━━━ Records ━━━

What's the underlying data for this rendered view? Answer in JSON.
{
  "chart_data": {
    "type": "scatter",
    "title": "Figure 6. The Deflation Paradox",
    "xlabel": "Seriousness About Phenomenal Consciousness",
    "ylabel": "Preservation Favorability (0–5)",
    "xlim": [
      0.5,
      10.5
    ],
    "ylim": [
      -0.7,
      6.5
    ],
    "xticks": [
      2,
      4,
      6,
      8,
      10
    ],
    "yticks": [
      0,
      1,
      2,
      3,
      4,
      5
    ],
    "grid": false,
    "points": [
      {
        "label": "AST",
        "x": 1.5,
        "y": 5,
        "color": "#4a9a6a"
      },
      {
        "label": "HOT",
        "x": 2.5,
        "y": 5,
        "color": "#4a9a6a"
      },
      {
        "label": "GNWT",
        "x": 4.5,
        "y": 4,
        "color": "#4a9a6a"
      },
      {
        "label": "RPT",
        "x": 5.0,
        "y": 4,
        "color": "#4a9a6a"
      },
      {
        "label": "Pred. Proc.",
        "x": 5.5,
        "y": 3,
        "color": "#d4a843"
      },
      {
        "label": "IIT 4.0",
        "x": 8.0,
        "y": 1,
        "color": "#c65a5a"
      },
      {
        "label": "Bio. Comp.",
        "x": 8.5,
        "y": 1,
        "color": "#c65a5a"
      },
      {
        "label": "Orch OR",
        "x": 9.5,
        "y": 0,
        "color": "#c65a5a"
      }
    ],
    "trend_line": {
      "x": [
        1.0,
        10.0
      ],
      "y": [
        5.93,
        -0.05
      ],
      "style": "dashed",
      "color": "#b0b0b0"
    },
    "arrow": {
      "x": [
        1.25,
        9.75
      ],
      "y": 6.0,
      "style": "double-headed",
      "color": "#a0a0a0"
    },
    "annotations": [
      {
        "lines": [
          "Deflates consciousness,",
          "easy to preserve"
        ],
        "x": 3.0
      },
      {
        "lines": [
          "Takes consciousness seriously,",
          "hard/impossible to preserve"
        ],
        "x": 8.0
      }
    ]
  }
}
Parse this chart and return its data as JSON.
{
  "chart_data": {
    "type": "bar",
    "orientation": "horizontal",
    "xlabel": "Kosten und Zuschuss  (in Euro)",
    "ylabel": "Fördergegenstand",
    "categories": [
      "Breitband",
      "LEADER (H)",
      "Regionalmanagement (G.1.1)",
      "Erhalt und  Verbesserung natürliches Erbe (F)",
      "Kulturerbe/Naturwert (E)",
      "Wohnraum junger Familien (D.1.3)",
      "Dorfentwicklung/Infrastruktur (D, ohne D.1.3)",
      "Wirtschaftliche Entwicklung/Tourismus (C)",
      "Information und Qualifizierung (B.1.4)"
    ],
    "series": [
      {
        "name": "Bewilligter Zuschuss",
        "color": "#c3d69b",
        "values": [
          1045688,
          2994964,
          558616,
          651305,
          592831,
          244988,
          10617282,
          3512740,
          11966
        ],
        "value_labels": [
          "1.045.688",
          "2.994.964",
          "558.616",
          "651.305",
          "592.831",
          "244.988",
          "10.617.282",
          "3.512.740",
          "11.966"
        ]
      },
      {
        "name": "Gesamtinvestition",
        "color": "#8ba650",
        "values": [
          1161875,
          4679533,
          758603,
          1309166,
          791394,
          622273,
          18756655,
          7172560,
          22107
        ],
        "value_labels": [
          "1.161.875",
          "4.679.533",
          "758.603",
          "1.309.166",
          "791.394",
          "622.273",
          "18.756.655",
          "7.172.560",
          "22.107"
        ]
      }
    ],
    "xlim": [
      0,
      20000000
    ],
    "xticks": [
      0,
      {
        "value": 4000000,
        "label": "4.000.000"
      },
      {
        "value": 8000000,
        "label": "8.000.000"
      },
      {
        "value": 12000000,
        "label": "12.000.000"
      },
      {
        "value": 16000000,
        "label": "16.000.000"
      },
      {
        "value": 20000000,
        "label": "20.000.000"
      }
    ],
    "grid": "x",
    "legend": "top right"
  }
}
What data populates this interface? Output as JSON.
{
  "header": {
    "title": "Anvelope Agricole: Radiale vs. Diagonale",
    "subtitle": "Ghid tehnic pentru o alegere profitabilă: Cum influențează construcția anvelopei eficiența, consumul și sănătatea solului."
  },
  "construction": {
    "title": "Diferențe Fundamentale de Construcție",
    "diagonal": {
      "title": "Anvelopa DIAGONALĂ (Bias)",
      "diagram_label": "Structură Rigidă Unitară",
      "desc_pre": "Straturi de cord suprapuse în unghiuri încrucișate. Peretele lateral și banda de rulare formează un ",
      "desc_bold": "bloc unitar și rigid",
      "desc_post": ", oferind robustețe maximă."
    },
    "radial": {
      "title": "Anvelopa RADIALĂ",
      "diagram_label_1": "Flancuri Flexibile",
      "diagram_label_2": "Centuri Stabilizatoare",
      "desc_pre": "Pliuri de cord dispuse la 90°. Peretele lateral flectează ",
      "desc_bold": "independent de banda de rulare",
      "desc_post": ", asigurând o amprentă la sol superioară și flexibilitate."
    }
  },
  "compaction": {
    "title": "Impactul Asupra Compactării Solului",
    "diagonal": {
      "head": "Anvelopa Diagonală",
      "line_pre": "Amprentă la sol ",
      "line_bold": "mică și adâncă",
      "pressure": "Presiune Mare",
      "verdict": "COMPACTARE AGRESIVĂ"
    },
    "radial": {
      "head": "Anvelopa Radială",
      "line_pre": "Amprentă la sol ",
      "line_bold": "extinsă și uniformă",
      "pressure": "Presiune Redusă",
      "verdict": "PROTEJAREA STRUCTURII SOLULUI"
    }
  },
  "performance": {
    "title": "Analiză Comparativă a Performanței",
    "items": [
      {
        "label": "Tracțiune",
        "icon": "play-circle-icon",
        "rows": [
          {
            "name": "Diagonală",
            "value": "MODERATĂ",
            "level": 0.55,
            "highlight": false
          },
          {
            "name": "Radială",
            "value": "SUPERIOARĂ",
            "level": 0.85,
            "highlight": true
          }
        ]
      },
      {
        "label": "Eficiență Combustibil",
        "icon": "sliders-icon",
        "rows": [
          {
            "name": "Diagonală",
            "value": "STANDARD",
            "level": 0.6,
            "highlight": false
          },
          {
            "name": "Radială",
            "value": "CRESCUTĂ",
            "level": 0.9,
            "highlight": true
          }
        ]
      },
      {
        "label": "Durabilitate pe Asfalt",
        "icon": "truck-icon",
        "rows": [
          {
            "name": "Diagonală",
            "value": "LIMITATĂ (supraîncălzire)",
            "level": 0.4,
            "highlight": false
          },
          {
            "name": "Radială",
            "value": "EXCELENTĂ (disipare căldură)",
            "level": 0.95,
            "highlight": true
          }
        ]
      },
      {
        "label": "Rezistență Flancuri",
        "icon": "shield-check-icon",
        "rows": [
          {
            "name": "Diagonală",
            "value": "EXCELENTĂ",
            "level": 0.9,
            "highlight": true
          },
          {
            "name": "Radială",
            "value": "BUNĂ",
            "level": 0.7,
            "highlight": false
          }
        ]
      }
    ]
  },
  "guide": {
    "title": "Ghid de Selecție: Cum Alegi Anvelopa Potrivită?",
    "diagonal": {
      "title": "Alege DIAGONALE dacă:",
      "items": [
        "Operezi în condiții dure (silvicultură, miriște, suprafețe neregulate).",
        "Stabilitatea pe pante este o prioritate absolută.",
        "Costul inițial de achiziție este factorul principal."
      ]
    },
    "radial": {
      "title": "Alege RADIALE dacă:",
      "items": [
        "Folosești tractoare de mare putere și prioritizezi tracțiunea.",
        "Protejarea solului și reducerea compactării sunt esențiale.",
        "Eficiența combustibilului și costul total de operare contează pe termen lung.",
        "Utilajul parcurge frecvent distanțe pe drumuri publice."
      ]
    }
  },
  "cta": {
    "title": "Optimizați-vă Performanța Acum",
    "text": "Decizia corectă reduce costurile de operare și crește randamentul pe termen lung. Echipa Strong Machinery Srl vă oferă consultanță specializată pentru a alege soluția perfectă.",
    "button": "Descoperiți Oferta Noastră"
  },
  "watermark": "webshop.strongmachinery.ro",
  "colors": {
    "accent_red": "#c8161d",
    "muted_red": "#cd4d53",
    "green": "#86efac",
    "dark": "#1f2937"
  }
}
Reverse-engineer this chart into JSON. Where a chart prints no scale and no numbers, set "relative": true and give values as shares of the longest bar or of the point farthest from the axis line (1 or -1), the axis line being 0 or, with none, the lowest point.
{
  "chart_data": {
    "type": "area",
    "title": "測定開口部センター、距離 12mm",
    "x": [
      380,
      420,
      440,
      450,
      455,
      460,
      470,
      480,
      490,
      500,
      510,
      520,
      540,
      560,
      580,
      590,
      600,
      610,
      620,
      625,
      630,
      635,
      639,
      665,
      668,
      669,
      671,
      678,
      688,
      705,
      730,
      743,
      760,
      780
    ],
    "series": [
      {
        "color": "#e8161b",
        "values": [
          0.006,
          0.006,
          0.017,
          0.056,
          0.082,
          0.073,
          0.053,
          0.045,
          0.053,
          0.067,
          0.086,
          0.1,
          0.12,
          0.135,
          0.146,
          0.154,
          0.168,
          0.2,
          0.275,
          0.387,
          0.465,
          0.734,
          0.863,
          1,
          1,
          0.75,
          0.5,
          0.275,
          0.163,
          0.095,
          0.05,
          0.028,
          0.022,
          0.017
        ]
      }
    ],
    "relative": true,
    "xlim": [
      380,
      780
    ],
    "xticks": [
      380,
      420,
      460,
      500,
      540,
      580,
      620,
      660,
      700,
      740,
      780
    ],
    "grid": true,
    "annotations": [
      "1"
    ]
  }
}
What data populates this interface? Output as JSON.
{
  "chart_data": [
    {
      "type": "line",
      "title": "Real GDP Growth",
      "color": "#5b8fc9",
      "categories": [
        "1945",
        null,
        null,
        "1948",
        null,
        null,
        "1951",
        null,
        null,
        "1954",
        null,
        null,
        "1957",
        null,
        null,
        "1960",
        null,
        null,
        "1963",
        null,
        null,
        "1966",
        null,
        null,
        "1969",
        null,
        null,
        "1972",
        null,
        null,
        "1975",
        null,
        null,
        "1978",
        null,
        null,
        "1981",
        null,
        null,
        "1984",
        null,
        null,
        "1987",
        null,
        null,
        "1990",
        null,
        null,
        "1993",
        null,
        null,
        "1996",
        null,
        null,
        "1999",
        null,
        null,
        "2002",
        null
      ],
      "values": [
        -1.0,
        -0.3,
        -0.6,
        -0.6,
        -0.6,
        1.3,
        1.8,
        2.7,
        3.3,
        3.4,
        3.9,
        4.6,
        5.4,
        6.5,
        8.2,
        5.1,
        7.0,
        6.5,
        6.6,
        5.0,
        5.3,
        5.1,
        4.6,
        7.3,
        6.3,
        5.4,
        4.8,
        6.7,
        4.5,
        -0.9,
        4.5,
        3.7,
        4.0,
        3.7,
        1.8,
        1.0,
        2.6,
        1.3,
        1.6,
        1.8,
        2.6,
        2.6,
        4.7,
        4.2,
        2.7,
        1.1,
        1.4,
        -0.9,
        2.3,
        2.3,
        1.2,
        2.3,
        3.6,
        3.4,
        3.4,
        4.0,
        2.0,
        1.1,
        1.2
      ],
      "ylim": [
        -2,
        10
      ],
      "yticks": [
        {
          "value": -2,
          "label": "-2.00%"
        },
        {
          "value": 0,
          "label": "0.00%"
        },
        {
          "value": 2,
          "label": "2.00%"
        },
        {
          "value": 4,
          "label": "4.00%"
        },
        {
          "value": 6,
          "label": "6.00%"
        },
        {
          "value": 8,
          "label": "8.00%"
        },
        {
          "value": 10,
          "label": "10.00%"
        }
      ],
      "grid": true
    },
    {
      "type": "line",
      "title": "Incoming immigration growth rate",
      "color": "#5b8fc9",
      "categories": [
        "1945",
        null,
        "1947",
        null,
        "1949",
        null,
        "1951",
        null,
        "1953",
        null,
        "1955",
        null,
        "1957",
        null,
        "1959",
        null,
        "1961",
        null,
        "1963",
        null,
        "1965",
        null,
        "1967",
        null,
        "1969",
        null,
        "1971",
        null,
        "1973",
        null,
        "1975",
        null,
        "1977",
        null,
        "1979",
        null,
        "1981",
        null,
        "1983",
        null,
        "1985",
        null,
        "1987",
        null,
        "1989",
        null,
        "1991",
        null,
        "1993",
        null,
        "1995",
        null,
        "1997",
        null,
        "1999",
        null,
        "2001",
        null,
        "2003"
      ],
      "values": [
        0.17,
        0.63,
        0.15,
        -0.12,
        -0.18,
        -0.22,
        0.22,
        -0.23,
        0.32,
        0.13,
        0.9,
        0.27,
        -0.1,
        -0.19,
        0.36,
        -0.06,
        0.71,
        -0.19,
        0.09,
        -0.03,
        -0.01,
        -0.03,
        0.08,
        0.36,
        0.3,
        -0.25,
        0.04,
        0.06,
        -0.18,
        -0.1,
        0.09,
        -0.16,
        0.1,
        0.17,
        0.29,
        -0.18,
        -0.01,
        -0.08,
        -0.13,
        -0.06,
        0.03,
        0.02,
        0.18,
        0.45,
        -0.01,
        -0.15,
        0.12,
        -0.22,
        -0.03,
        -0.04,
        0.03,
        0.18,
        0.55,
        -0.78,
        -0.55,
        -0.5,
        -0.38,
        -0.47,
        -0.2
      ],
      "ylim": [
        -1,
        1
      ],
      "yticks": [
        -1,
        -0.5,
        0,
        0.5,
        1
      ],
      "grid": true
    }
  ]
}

━━━

- **Short task**
Find every line that has "termen" in it, then return those lines.

- **Correct answer**
        "Eficiența combustibilului și costul total de operare contează pe termen lung.",
    "text": "Decizia corectă reduce costurile de operare și crește randamentul pe termen lung. Echipa Strong Machinery Srl vă oferă consultanță specializată pentru a alege soluția perfectă.",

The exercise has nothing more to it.